--- Start ---

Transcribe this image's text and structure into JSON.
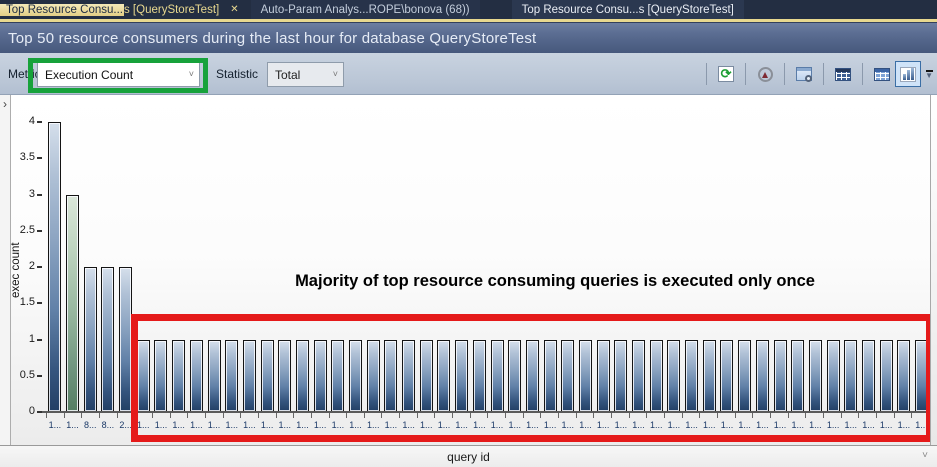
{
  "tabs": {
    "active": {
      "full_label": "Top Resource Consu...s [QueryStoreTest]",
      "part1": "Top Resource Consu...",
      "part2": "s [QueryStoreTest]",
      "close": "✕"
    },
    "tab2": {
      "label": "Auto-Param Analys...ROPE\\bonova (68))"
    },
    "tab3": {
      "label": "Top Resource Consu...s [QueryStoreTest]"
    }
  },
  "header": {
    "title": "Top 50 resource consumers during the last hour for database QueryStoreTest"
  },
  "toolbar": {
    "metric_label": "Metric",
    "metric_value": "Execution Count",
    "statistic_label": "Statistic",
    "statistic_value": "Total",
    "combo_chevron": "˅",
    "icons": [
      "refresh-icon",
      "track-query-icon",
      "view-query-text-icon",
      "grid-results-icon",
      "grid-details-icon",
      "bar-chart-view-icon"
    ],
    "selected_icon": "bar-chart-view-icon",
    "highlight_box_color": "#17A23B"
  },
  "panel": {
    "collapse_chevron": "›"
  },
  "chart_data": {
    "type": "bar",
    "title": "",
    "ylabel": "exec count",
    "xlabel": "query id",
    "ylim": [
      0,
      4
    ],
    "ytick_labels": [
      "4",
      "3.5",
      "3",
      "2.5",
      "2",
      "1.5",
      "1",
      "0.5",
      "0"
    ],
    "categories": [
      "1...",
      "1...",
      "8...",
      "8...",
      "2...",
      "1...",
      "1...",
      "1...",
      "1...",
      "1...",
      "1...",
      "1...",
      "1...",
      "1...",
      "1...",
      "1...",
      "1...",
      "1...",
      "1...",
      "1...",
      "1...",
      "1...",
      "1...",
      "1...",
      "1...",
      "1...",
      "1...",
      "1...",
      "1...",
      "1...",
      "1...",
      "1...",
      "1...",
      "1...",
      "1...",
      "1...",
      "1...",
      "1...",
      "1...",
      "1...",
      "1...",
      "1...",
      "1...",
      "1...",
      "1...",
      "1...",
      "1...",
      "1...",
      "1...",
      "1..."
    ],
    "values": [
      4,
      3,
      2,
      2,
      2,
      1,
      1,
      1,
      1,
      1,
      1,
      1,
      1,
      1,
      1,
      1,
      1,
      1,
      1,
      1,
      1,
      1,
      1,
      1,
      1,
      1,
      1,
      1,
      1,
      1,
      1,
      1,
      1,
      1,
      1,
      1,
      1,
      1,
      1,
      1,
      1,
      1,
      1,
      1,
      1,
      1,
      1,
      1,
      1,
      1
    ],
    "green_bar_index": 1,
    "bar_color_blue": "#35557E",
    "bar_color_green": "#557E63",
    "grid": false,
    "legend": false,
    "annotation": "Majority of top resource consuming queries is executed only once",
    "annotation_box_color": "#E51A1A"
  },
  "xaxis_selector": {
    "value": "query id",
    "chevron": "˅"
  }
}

--- End ---
--- Start ---

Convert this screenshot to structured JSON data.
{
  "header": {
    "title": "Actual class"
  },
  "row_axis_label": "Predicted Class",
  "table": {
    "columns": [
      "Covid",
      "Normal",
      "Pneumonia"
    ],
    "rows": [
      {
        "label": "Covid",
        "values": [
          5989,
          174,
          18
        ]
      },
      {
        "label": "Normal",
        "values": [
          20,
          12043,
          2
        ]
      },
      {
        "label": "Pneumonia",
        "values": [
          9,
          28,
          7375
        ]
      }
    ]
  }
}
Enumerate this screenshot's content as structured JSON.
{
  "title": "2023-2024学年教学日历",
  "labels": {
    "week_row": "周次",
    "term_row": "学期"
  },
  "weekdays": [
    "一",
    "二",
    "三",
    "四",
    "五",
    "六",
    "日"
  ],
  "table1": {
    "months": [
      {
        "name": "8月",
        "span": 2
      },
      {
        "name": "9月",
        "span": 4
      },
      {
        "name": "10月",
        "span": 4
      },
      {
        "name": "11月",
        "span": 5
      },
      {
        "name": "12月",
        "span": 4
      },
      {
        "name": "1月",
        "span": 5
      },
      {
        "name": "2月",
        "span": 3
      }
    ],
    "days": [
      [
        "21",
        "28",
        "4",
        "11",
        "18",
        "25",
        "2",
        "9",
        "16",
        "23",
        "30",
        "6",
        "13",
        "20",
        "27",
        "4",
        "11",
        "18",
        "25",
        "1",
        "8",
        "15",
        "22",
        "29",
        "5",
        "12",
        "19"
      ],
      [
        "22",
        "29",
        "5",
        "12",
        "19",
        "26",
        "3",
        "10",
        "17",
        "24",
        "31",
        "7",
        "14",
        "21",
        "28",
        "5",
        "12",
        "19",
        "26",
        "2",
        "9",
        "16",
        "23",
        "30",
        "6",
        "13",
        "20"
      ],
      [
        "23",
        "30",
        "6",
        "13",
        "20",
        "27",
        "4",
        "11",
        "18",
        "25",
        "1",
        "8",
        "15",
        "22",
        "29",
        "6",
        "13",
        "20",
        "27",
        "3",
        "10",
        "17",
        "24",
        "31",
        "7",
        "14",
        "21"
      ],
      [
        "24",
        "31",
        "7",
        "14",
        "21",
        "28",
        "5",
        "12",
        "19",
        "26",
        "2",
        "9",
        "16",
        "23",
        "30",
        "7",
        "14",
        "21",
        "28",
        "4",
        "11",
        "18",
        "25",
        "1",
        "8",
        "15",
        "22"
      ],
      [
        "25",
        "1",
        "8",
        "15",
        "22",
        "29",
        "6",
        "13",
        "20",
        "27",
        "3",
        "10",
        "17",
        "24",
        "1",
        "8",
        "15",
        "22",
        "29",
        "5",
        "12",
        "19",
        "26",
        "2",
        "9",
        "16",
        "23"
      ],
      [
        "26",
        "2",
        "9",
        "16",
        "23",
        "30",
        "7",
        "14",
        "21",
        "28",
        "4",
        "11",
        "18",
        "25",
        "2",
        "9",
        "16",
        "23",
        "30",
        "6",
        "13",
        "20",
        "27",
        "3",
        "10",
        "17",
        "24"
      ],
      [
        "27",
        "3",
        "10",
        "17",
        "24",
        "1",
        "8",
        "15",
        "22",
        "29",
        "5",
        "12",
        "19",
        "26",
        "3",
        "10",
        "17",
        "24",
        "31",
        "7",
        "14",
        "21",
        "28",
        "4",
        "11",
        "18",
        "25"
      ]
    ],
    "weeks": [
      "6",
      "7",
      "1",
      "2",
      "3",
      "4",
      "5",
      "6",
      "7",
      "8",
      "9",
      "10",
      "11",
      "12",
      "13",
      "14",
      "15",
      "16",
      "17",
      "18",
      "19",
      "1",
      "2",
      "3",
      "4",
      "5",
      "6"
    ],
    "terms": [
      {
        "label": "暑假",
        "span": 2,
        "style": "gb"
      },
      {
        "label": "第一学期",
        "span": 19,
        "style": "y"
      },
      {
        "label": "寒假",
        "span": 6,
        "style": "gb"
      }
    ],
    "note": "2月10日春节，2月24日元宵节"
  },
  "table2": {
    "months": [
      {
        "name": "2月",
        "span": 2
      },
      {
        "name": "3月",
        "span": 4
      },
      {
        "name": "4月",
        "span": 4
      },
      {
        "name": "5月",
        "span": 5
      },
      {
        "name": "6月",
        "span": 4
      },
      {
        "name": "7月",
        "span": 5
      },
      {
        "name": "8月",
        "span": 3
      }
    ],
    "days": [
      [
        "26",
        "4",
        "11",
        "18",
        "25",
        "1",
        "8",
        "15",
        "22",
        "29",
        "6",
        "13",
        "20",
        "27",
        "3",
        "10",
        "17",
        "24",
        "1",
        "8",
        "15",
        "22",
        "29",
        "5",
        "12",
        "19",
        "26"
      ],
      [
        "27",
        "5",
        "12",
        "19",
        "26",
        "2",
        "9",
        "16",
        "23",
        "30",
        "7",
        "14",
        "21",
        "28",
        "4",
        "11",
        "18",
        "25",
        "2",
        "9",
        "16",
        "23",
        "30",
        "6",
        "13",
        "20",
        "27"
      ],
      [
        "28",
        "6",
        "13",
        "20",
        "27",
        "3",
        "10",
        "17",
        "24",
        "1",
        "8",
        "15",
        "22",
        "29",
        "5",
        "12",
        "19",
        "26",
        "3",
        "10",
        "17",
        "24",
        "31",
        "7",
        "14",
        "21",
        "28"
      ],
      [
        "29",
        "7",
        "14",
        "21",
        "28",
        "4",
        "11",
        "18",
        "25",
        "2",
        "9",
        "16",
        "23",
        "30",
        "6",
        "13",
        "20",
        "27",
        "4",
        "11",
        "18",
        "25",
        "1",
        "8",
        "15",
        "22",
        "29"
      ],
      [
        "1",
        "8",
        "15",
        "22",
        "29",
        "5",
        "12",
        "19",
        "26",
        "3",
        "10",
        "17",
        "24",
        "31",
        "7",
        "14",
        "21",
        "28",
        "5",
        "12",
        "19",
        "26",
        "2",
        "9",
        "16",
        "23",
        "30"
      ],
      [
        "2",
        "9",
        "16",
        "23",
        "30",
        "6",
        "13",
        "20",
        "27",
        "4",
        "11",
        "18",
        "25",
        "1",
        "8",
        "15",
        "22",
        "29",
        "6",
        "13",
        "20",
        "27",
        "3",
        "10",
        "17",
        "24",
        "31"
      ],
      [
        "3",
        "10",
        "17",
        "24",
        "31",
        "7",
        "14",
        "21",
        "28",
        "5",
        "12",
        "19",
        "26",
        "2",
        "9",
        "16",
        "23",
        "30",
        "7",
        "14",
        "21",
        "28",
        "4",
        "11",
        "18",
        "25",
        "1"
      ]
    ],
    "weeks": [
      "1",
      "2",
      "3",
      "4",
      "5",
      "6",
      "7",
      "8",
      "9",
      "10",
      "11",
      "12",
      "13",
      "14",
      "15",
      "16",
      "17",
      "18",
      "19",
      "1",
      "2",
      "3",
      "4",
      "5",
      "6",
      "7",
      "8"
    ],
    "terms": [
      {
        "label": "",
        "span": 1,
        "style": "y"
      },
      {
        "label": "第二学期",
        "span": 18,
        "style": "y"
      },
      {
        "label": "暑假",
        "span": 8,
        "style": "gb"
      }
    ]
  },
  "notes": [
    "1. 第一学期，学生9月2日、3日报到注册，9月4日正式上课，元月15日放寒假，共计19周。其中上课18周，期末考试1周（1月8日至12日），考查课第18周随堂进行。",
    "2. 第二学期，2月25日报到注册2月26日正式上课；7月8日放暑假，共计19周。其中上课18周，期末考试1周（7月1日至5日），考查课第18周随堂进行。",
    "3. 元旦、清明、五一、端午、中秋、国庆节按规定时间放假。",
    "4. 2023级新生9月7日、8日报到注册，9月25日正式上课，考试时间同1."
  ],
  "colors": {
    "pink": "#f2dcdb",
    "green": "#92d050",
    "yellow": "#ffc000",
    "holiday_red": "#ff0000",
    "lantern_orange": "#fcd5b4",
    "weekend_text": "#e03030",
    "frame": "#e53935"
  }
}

--- End ---
--- Start ---

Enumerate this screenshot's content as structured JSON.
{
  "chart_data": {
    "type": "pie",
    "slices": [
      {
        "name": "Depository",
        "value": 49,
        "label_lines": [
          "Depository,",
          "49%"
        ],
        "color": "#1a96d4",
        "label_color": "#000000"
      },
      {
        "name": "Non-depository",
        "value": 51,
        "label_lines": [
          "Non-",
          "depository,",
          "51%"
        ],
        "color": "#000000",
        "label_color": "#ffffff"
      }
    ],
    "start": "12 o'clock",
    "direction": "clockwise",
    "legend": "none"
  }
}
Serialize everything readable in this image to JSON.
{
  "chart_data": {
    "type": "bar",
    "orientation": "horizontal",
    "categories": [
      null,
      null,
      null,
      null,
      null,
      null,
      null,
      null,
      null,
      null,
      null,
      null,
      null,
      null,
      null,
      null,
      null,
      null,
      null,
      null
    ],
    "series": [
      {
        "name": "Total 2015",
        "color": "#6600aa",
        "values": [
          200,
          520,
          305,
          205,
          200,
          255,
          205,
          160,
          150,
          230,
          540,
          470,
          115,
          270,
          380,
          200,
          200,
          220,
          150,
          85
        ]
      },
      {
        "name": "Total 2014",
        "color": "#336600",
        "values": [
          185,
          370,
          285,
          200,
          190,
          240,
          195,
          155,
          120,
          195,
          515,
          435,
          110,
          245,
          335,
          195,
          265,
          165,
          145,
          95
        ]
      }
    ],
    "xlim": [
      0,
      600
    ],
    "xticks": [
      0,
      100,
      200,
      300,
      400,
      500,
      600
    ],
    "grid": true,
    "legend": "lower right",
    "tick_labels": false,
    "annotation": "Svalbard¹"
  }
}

--- End ---

Scan the entries above for the word "第一学期" and collect each line holding it.

        "label": "第一学期",
    "1. 第一学期，学生9月2日、3日报到注册，9月4日正式上课，元月15日放寒假，共计19周。其中上课18周，期末考试1周（1月8日至12日），考查课第18周随堂进行。",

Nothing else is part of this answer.